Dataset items
★ ★ ★ ★ ★ ★ ★
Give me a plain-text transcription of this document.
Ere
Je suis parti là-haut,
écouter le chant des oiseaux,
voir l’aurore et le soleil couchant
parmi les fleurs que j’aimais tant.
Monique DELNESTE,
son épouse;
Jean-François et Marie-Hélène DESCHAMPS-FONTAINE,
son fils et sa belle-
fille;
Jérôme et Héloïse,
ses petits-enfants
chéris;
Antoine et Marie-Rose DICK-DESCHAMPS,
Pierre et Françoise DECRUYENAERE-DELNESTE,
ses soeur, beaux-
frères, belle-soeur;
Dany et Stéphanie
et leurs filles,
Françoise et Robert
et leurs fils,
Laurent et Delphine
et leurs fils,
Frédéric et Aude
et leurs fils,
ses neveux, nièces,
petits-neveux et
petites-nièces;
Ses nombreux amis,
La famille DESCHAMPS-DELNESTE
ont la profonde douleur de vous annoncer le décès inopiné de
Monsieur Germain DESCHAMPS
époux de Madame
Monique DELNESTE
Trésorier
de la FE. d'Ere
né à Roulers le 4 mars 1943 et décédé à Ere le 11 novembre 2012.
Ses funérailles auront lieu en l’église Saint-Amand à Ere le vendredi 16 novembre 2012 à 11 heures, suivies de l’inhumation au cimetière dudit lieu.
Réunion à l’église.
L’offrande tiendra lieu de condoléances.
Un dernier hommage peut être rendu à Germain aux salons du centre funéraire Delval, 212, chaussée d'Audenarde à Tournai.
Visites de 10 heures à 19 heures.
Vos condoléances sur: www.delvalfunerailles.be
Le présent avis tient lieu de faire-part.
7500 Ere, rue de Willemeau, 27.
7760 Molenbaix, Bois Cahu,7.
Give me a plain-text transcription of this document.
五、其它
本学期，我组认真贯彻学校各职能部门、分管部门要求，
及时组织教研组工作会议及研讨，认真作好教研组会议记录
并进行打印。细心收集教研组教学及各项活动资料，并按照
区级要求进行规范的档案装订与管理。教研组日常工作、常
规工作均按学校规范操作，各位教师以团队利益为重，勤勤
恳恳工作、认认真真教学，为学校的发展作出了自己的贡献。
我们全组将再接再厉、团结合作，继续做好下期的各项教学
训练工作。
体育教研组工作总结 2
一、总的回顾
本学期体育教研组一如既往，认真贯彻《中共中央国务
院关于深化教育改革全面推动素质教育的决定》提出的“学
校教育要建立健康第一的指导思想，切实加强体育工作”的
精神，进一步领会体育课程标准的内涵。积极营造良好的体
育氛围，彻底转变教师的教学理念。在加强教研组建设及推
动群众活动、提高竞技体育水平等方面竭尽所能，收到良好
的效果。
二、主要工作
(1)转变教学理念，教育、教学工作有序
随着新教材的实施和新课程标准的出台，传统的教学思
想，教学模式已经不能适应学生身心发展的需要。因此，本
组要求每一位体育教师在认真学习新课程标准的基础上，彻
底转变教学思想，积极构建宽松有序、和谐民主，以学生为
★ ★ ★ ★ ★ ★ ★
Check each line of the entries above for the word "lieu". List the ones that have it.

_Output below_:
Ses funérailles auront lieu en l’église Saint-Amand à Ere le vendredi 16 novembre 2012 à 11 heures, suivies de l’inhumation au cimetière dudit lieu.
L’offrande tiendra lieu de condoléances.
Le présent avis tient lieu de faire-part.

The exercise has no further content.